SELECTED EXTRACT ->

Align before Fuse: Vision and Language Representation Learning with Momentum Distillation

Overview

Align before Fuse: Vision and Language Representation Learning with Momentum Distillation (Salesforce Research)

This is the official PyTorch implementation of the ALBEF paper [Blog]. This repository supports pre-training on custom datasets, as well as finetuning on VQA, SNLI-VE, NLVR2, Image-Text Retrieval on MSCOCO and Flickr30k, and visual grounding on RefCOCO+. Pre-trained and finetuned checkpoints are released.

Requirements:

  • pytorch 1.8.0
  • transformers 4.8.1
  • timm 0.4.9

Download:

Visualization:

We provide code in visualize.ipynb to visualize the important areas in an image for each word in a text. Here is an example visualization using the visual grounding checkpoint.

Pre-training on custom datasets:

  1. Prepare training json files where each json file contains a list. Each item in the list is a dictonary with two key-value pairs: {'image': path_of_image, 'caption': text_of_image}.

DIRECTIVE 1 -> Rewrite the paragraph of the ALBEF page that begins "This is the official PyTorch implementation" as a bulleted list that keeps its main facts.
DIRECTIVE 2 -> Carry the ALBEF page forward from its last line, writing the next part.
The material is separate from the ALBEF page.

SUPPLIED RECORDS ->
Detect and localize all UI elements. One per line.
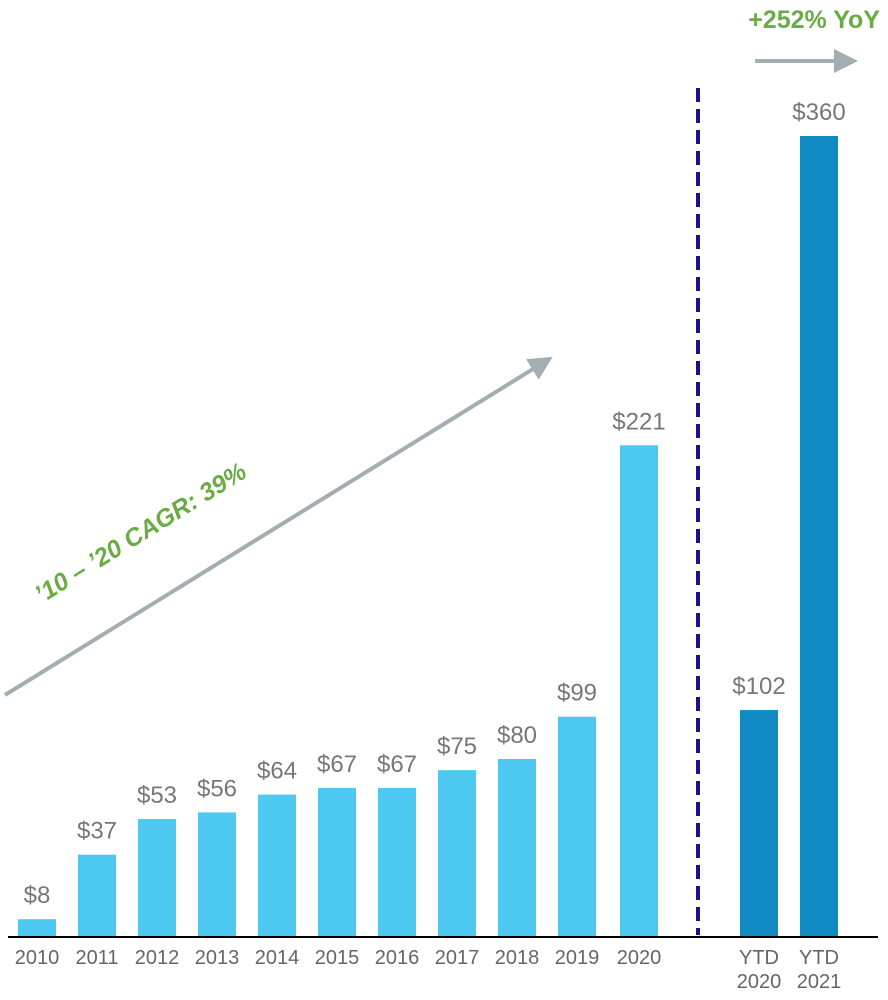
bar-ytd-2021 (800, 136, 838, 937)
x-tick-label: 2017 (435, 947, 480, 969)
cagr-annotation: ’10 – ’20 CAGR: 39% (30, 457, 252, 609)
bar-2016 (378, 787, 416, 937)
x-tick-label: 2011 (75, 947, 118, 969)
x-tick-label: 2010 (15, 947, 60, 969)
data-label: $102 (732, 673, 785, 700)
data-label: $360 (792, 99, 845, 126)
bar-2015 (318, 787, 356, 937)
data-label: $99 (557, 680, 597, 707)
bar-2010 (18, 919, 56, 937)
x-tick-label: 2016 (375, 947, 420, 969)
bar-2011 (78, 854, 116, 937)
cagr-arrow (3, 356, 553, 697)
data-label: $67 (317, 751, 357, 778)
data-label: $56 (197, 775, 237, 802)
data-label: $53 (137, 782, 177, 809)
x-tick-label: 2014 (255, 947, 300, 969)
data-label: $64 (257, 758, 297, 785)
x-tick-label: 2020 (617, 947, 662, 969)
yoy-annotation: +252% YoY (748, 6, 880, 34)
data-label: $221 (612, 408, 665, 435)
x-tick-label: 2018 (495, 947, 540, 969)
data-label: $37 (77, 818, 117, 845)
bar-2017 (438, 770, 476, 937)
x-tick-label: YTD 2021 (797, 947, 842, 993)
bar-2018 (498, 759, 536, 937)
bar-2012 (138, 819, 176, 937)
data-label: $67 (377, 751, 417, 778)
bar-2020 (620, 445, 658, 937)
bar-ytd-2020 (740, 710, 778, 937)
data-label: $8 (24, 882, 51, 909)
bar-2013 (198, 812, 236, 937)
x-tick-label: 2013 (195, 947, 240, 969)
x-tick-label: YTD 2020 (737, 947, 782, 993)
data-label: $80 (497, 722, 537, 749)
bar-2019 (558, 716, 596, 937)
data-label: $75 (437, 733, 477, 760)
bar-2014 (258, 794, 296, 937)
x-tick-label: 2012 (135, 947, 180, 969)
x-tick-label: 2015 (315, 947, 360, 969)
x-tick-label: 2019 (555, 947, 600, 969)
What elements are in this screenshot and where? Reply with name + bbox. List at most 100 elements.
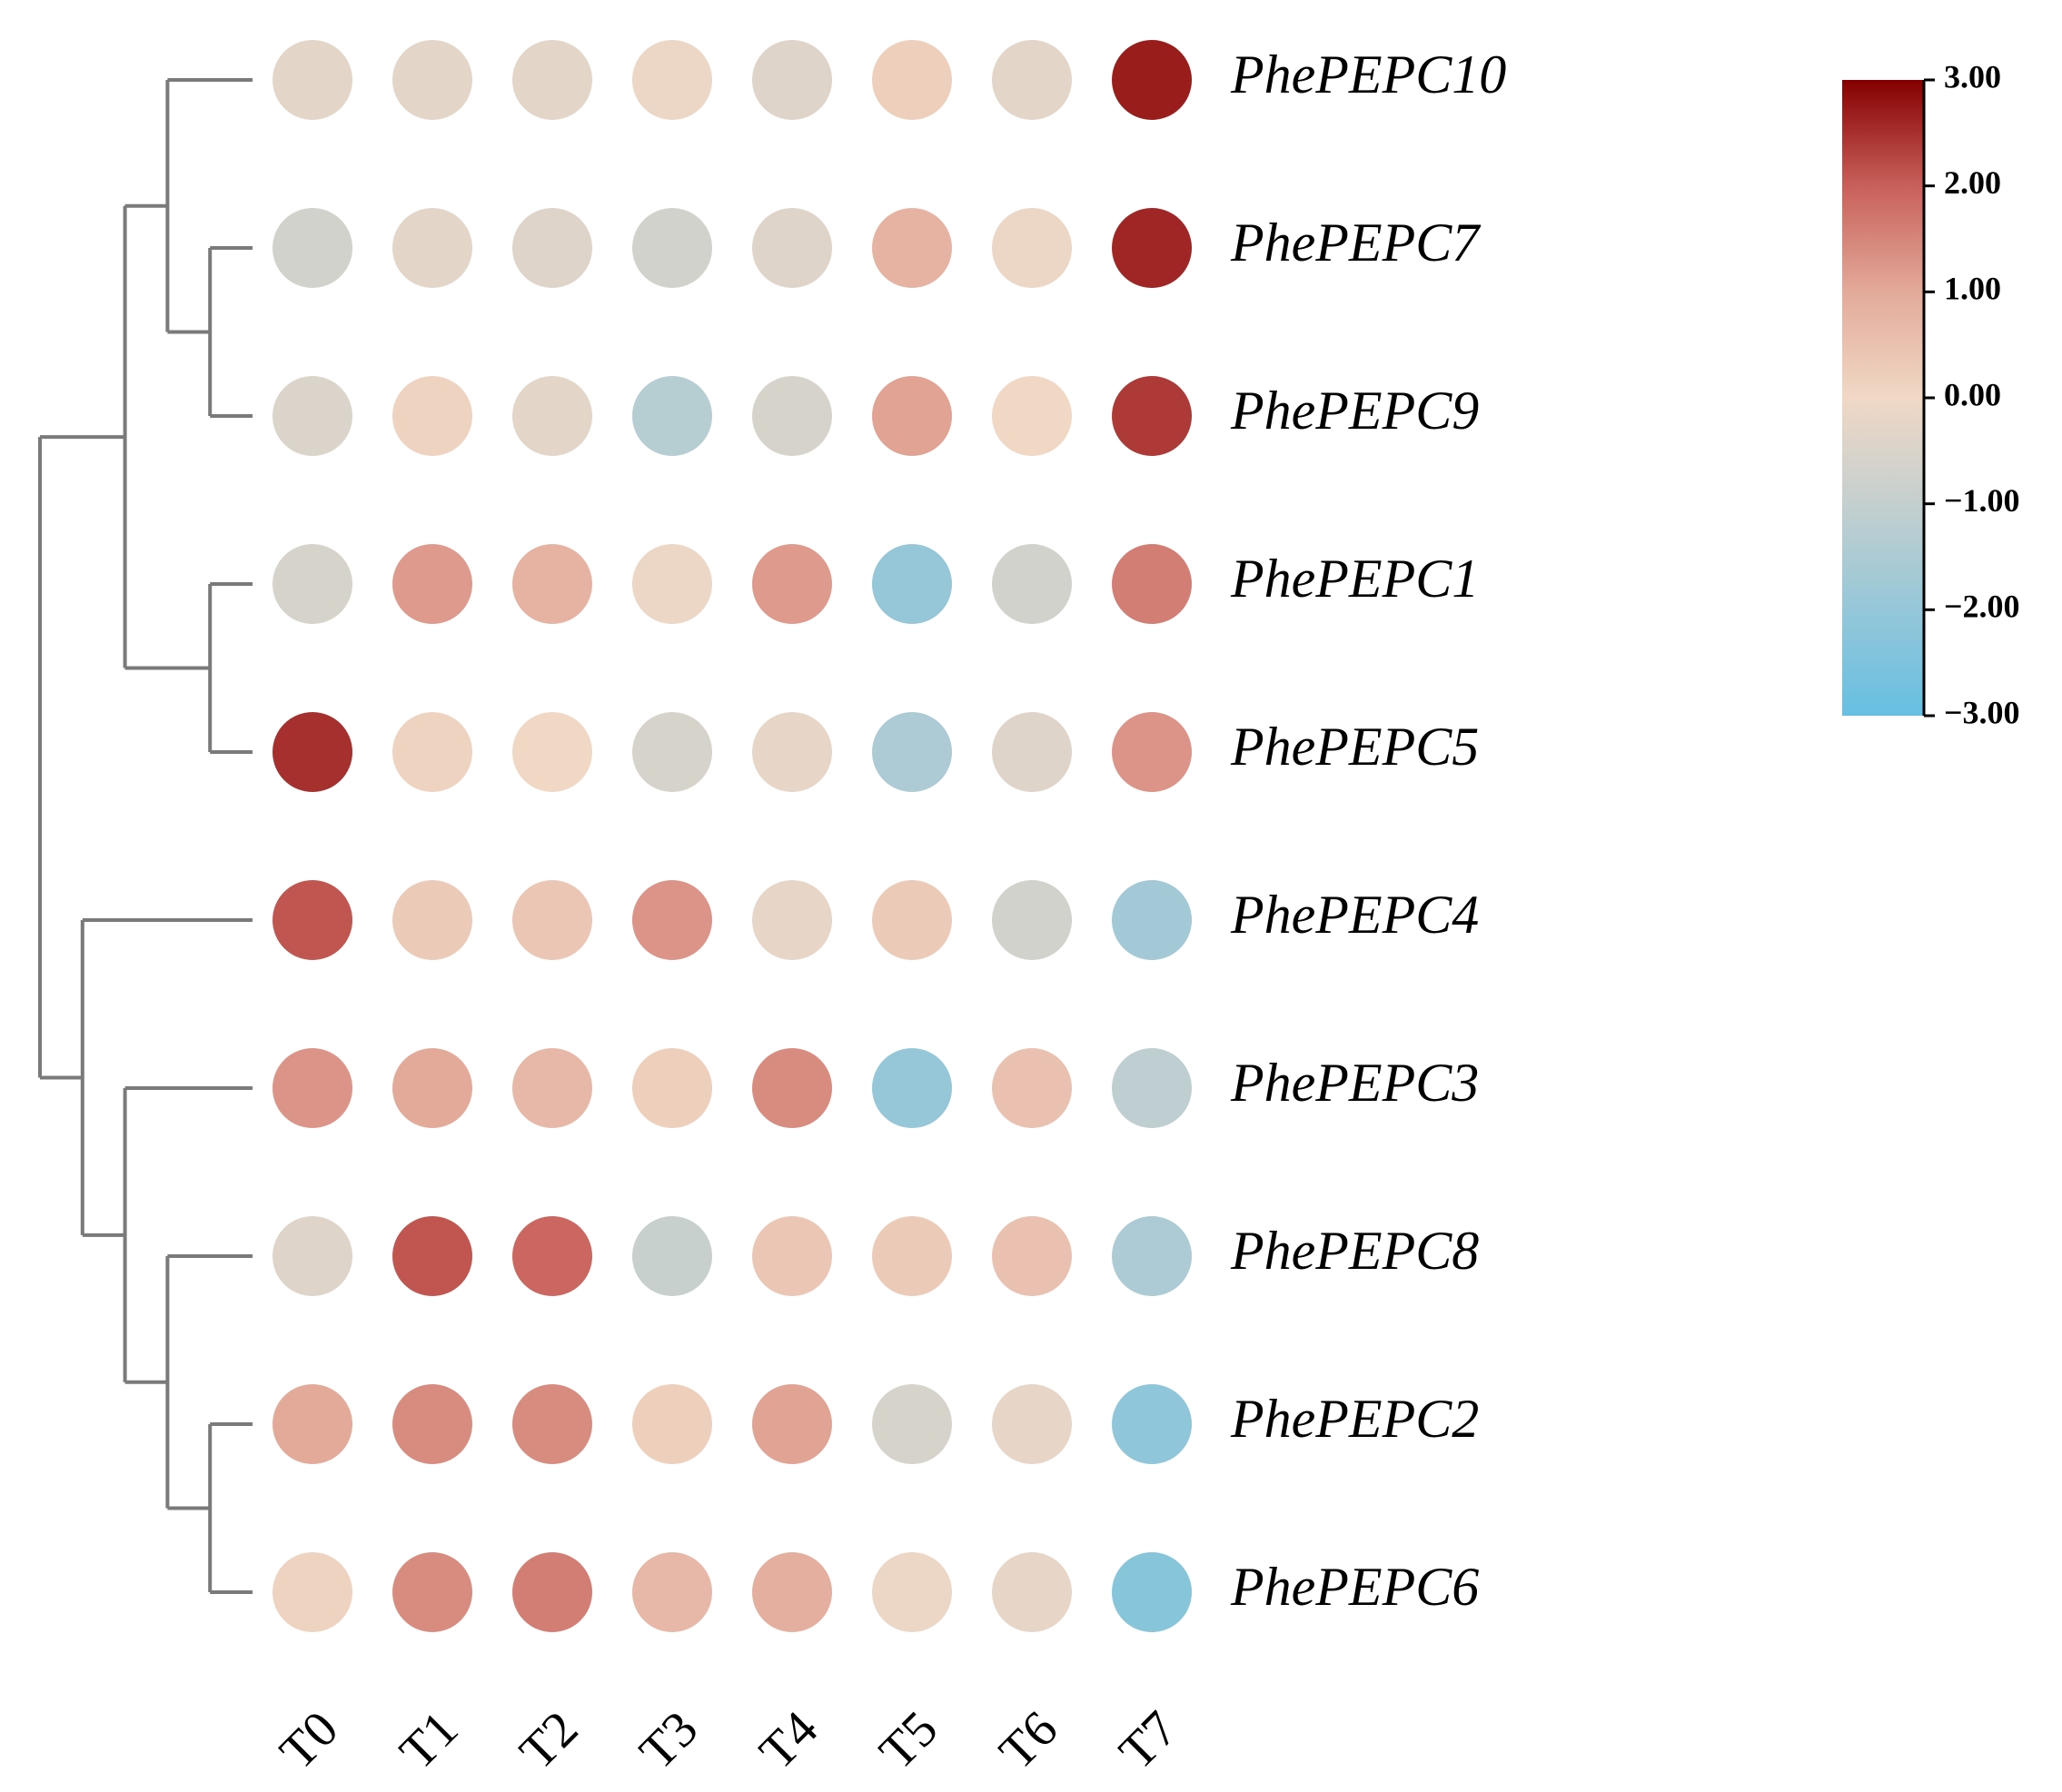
cell-phepepc10-t1: PhePEPC10 T1: -0.3: [392, 40, 472, 120]
color-scale-tick-label: 3.00: [1944, 58, 2001, 94]
cell-phepepc4-t7: PhePEPC4 T7: -1.7: [1112, 880, 1192, 960]
cell-phepepc1-t5: PhePEPC1 T5: -2: [872, 544, 952, 624]
cell-phepepc10-t7: PhePEPC10 T7: 2.7: [1112, 40, 1192, 120]
cell-phepepc8-t0: PhePEPC8 T0: -0.4: [273, 1216, 352, 1296]
cell-phepepc6-t6: PhePEPC6 T6: -0.2: [992, 1552, 1072, 1632]
cell-phepepc4-t4: PhePEPC4 T4: -0.2: [752, 880, 832, 960]
cell-phepepc4-t0: PhePEPC4 T0: 2.1: [273, 880, 352, 960]
cell-phepepc6-t0: PhePEPC6 T0: 0.1: [273, 1552, 352, 1632]
cell-phepepc7-t7: PhePEPC7 T7: 2.6: [1112, 208, 1192, 288]
color-scale-tick-label: 2.00: [1944, 164, 2001, 201]
cell-phepepc3-t6: PhePEPC3 T6: 0.5: [992, 1048, 1072, 1128]
cell-phepepc2-t6: PhePEPC2 T6: -0.2: [992, 1384, 1072, 1464]
cell-phepepc10-t3: PhePEPC10 T3: -0.1: [632, 40, 712, 120]
cell-phepepc5-t1: PhePEPC5 T1: 0.1: [392, 712, 472, 792]
cell-phepepc7-t2: PhePEPC7 T2: -0.4: [512, 208, 592, 288]
cell-phepepc2-t7: PhePEPC2 T7: -2.1: [1112, 1384, 1192, 1464]
cell-phepepc1-t0: PhePEPC1 T0: -0.6: [273, 544, 352, 624]
cell-phepepc10-t2: PhePEPC10 T2: -0.3: [512, 40, 592, 120]
cell-phepepc5-t2: PhePEPC5 T2: 0: [512, 712, 592, 792]
cell-phepepc8-t3: PhePEPC8 T3: -0.9: [632, 1216, 712, 1296]
column-label-t2: T2: [509, 1700, 589, 1780]
column-label-t0: T0: [269, 1700, 349, 1780]
cell-phepepc2-t4: PhePEPC2 T4: 1.1: [752, 1384, 832, 1464]
cell-phepepc3-t2: PhePEPC3 T2: 0.7: [512, 1048, 592, 1128]
cell-phepepc2-t1: PhePEPC2 T1: 1.4: [392, 1384, 472, 1464]
color-scale-tick-label: −3.00: [1944, 694, 2020, 730]
color-scale-tick-label: −1.00: [1944, 482, 2020, 519]
row-label-phepepc2: PhePEPC2: [1230, 1389, 1479, 1449]
dendrogram: [38, 78, 253, 1594]
row-label-phepepc1: PhePEPC1: [1230, 549, 1479, 609]
cell-phepepc10-t6: PhePEPC10 T6: -0.3: [992, 40, 1072, 120]
cell-phepepc8-t2: PhePEPC8 T2: 1.9: [512, 1216, 592, 1296]
row-label-phepepc9: PhePEPC9: [1230, 381, 1479, 441]
cell-phepepc4-t1: PhePEPC4 T1: 0.3: [392, 880, 472, 960]
row-label-phepepc8: PhePEPC8: [1230, 1221, 1479, 1281]
cell-phepepc4-t6: PhePEPC4 T6: -0.7: [992, 880, 1072, 960]
color-scale-bar: [1842, 80, 1924, 716]
cell-phepepc7-t3: PhePEPC7 T3: -0.7: [632, 208, 712, 288]
cell-phepepc5-t3: PhePEPC5 T3: -0.6: [632, 712, 712, 792]
cell-phepepc4-t2: PhePEPC4 T2: 0.4: [512, 880, 592, 960]
cell-phepepc3-t0: PhePEPC3 T0: 1.3: [273, 1048, 352, 1128]
cell-phepepc1-t2: PhePEPC1 T2: 0.8: [512, 544, 592, 624]
cell-phepepc3-t4: PhePEPC3 T4: 1.4: [752, 1048, 832, 1128]
cell-phepepc3-t1: PhePEPC3 T1: 1: [392, 1048, 472, 1128]
cell-phepepc10-t0: PhePEPC10 T0: -0.3: [273, 40, 352, 120]
row-label-phepepc7: PhePEPC7: [1230, 213, 1482, 272]
cell-phepepc7-t5: PhePEPC7 T5: 0.8: [872, 208, 952, 288]
cell-phepepc8-t1: PhePEPC8 T1: 2.1: [392, 1216, 472, 1296]
row-label-phepepc5: PhePEPC5: [1230, 717, 1479, 777]
cell-phepepc2-t0: PhePEPC2 T0: 1: [273, 1384, 352, 1464]
cell-phepepc9-t2: PhePEPC9 T2: -0.3: [512, 376, 592, 456]
cell-phepepc9-t0: PhePEPC9 T0: -0.5: [273, 376, 352, 456]
cell-phepepc9-t7: PhePEPC9 T7: 2.4: [1112, 376, 1192, 456]
cell-phepepc10-t5: PhePEPC10 T5: 0.2: [872, 40, 952, 120]
cell-phepepc5-t5: PhePEPC5 T5: -1.5: [872, 712, 952, 792]
cell-phepepc8-t5: PhePEPC8 T5: 0.3: [872, 1216, 952, 1296]
cell-phepepc10-t4: PhePEPC10 T4: -0.4: [752, 40, 832, 120]
cell-phepepc3-t3: PhePEPC3 T3: 0.2: [632, 1048, 712, 1128]
cell-phepepc6-t2: PhePEPC6 T2: 1.6: [512, 1552, 592, 1632]
cell-phepepc9-t1: PhePEPC9 T1: 0.1: [392, 376, 472, 456]
column-labels: T0 T1 T2 T3 T4 T5 T6 T7: [269, 1700, 1188, 1780]
cell-phepepc4-t5: PhePEPC4 T5: 0.3: [872, 880, 952, 960]
color-scale-ticks: 3.00 2.00 1.00 0.00 −1.00 −2.00 −3.00: [1922, 58, 2020, 730]
cell-phepepc2-t2: PhePEPC2 T2: 1.4: [512, 1384, 592, 1464]
cell-phepepc3-t7: PhePEPC3 T7: -1.1: [1112, 1048, 1192, 1128]
color-scale-tick-label: 0.00: [1944, 376, 2001, 412]
cell-phepepc1-t7: PhePEPC1 T7: 1.6: [1112, 544, 1192, 624]
cell-phepepc6-t3: PhePEPC6 T3: 0.7: [632, 1552, 712, 1632]
cell-phepepc4-t3: PhePEPC4 T3: 1.3: [632, 880, 712, 960]
row-label-phepepc6: PhePEPC6: [1230, 1557, 1479, 1617]
cell-phepepc9-t4: PhePEPC9 T4: -0.6: [752, 376, 832, 456]
cell-phepepc2-t5: PhePEPC2 T5: -0.6: [872, 1384, 952, 1464]
cell-phepepc7-t1: PhePEPC7 T1: -0.3: [392, 208, 472, 288]
cell-phepepc5-t6: PhePEPC5 T6: -0.4: [992, 712, 1072, 792]
cell-phepepc8-t7: PhePEPC8 T7: -1.5: [1112, 1216, 1192, 1296]
cell-phepepc6-t4: PhePEPC6 T4: 0.9: [752, 1552, 832, 1632]
color-scale-tick-label: −2.00: [1944, 589, 2020, 625]
cell-phepepc3-t5: PhePEPC3 T5: -2: [872, 1048, 952, 1128]
cell-phepepc6-t7: PhePEPC6 T7: -2.3: [1112, 1552, 1192, 1632]
column-label-t4: T4: [748, 1700, 828, 1780]
column-label-t5: T5: [868, 1700, 948, 1780]
column-label-t3: T3: [629, 1700, 709, 1780]
row-labels: PhePEPC10 PhePEPC7 PhePEPC9 PhePEPC1 PhePEPC…: [1230, 45, 1506, 1617]
row-label-phepepc3: PhePEPC3: [1230, 1053, 1479, 1113]
cell-phepepc8-t6: PhePEPC8 T6: 0.5: [992, 1216, 1072, 1296]
column-label-t1: T1: [389, 1700, 469, 1780]
cell-phepepc1-t4: PhePEPC1 T4: 1.2: [752, 544, 832, 624]
row-label-phepepc4: PhePEPC4: [1230, 885, 1479, 945]
cell-phepepc2-t3: PhePEPC2 T3: 0.2: [632, 1384, 712, 1464]
color-scale-tick-label: 1.00: [1944, 271, 2001, 307]
cell-phepepc1-t6: PhePEPC1 T6: -0.7: [992, 544, 1072, 624]
cell-phepepc9-t3: PhePEPC9 T3: -1.3: [632, 376, 712, 456]
column-label-t6: T6: [988, 1700, 1068, 1780]
cell-phepepc7-t0: PhePEPC7 T0: -0.7: [273, 208, 352, 288]
heatmap-cells: PhePEPC10 T0: -0.3 PhePEPC10 T1: -0.3 PheP…: [273, 40, 1192, 1632]
cell-phepepc1-t3: PhePEPC1 T3: -0.1: [632, 544, 712, 624]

WRITTEN ANSWER 1 ->
- Official PyTorch implementation of the ALBEF paper
- Supports pre-training on custom datasets
- Supports finetuning on VQA, SNLI-VE, NLVR2, image-text retrieval on MSCOCO and Flickr30k, and visual grounding on RefCOCO+
- Pre-trained and finetuned checkpoints are released

WRITTEN ANSWER 2 ->
  2. In configs/Pretrain.yaml, set the paths for the json files.
  3. Pre-train the model using 8 A100 GPUs:
python -m torch.distributed.launch --nproc_per_node=8 --use_env Pretrain.py --config ./configs/Pretrain.yaml --output_dir output/Pretrain 

Image-Text Retrieval:

  1. Download MSCOCO or Flickr30k datasets from the original websites.
  2. Download and extract the provided dataset json files.
  3. In configs/Retrieval_coco.yaml or configs/Retrieval_flickr.yaml, set the paths for the json files and the image path.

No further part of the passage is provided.